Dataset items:

--------------------

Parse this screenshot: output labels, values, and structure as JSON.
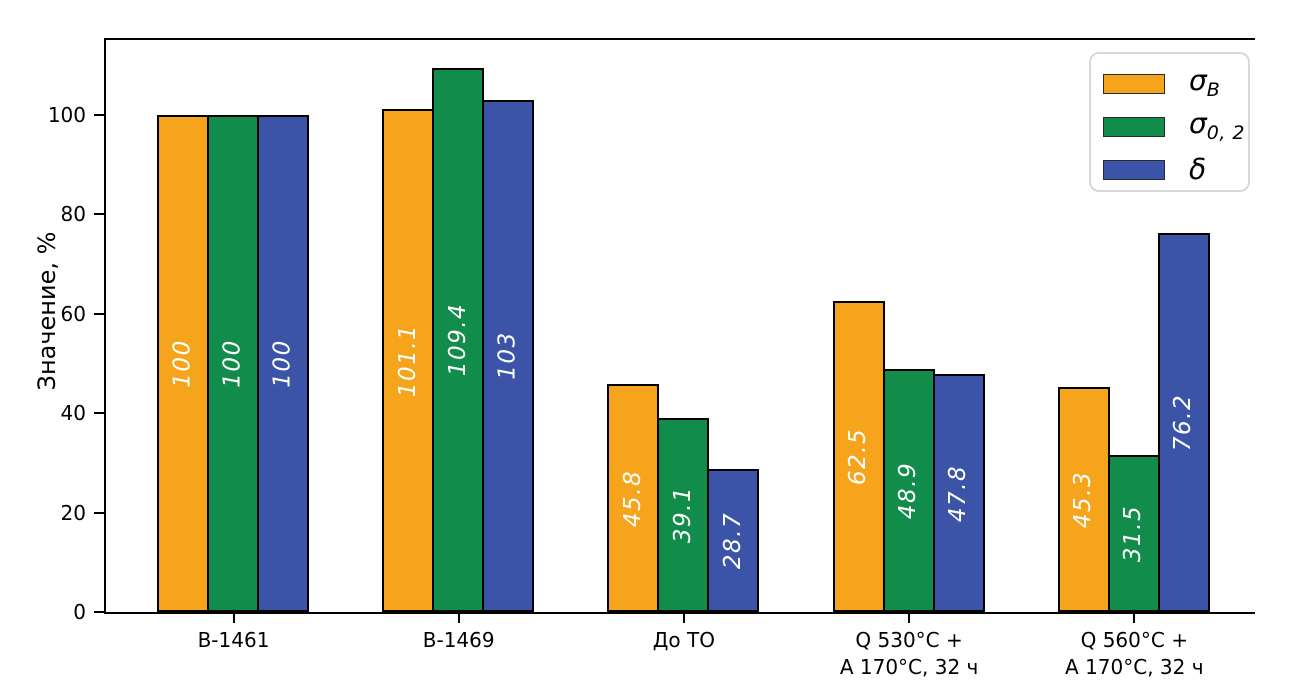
{
  "chart_data": {
    "type": "bar",
    "title": "",
    "xlabel": "",
    "ylabel": "Значение, %",
    "ylim": [
      0,
      115
    ],
    "yticks": [
      0,
      20,
      40,
      60,
      80,
      100
    ],
    "ytick_labels": [
      "0",
      "20",
      "40",
      "60",
      "80",
      "100"
    ],
    "grid": false,
    "legend_position": "upper right",
    "categories": [
      "В-1461",
      "В-1469",
      "До ТО",
      "Q 530°C +\nA 170°C, 32 ч",
      "Q 560°C +\nA 170°C, 32 ч"
    ],
    "series": [
      {
        "name": "σB",
        "legend_base": "σ",
        "legend_sub": "B",
        "color": "#F6A41C",
        "values": [
          100,
          101.1,
          45.8,
          62.5,
          45.3
        ],
        "labels": [
          "100",
          "101.1",
          "45.8",
          "62.5",
          "45.3"
        ]
      },
      {
        "name": "σ0,2",
        "legend_base": "σ",
        "legend_sub": "0, 2",
        "color": "#128C4A",
        "values": [
          100,
          109.4,
          39.1,
          48.9,
          31.5
        ],
        "labels": [
          "100",
          "109.4",
          "39.1",
          "48.9",
          "31.5"
        ]
      },
      {
        "name": "δ",
        "legend_base": "δ",
        "legend_sub": "",
        "color": "#3B54A8",
        "values": [
          100,
          103,
          28.7,
          47.8,
          76.2
        ],
        "labels": [
          "100",
          "103",
          "28.7",
          "47.8",
          "76.2"
        ]
      }
    ],
    "bar_label_color": "#ffffff",
    "bar_label_style": "italic, rotated 90°, centered in bar",
    "edge_color": "#000000"
  }
}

--------------------

| Requirement |
Reproduce all of the entries word for word, skipping any pictures they hold.

| Completed exercise |
Parse this screenshot: output labels, values, and structure as JSON.
{
  "chart_data": {
    "type": "bar",
    "title": "",
    "xlabel": "",
    "ylabel": "Значение, %",
    "ylim": [
      0,
      115
    ],
    "yticks": [
      0,
      20,
      40,
      60,
      80,
      100
    ],
    "ytick_labels": [
      "0",
      "20",
      "40",
      "60",
      "80",
      "100"
    ],
    "grid": false,
    "legend_position": "upper right",
    "categories": [
      "В-1461",
      "В-1469",
      "До ТО",
      "Q 530°C +\nA 170°C, 32 ч",
      "Q 560°C +\nA 170°C, 32 ч"
    ],
    "series": [
      {
        "name": "σB",
        "legend_base": "σ",
        "legend_sub": "B",
        "color": "#F6A41C",
        "values": [
          100,
          101.1,
          45.8,
          62.5,
          45.3
        ],
        "labels": [
          "100",
          "101.1",
          "45.8",
          "62.5",
          "45.3"
        ]
      },
      {
        "name": "σ0,2",
        "legend_base": "σ",
        "legend_sub": "0, 2",
        "color": "#128C4A",
        "values": [
          100,
          109.4,
          39.1,
          48.9,
          31.5
        ],
        "labels": [
          "100",
          "109.4",
          "39.1",
          "48.9",
          "31.5"
        ]
      },
      {
        "name": "δ",
        "legend_base": "δ",
        "legend_sub": "",
        "color": "#3B54A8",
        "values": [
          100,
          103,
          28.7,
          47.8,
          76.2
        ],
        "labels": [
          "100",
          "103",
          "28.7",
          "47.8",
          "76.2"
        ]
      }
    ],
    "bar_label_color": "#ffffff",
    "bar_label_style": "italic, rotated 90°, centered in bar",
    "edge_color": "#000000"
  }
}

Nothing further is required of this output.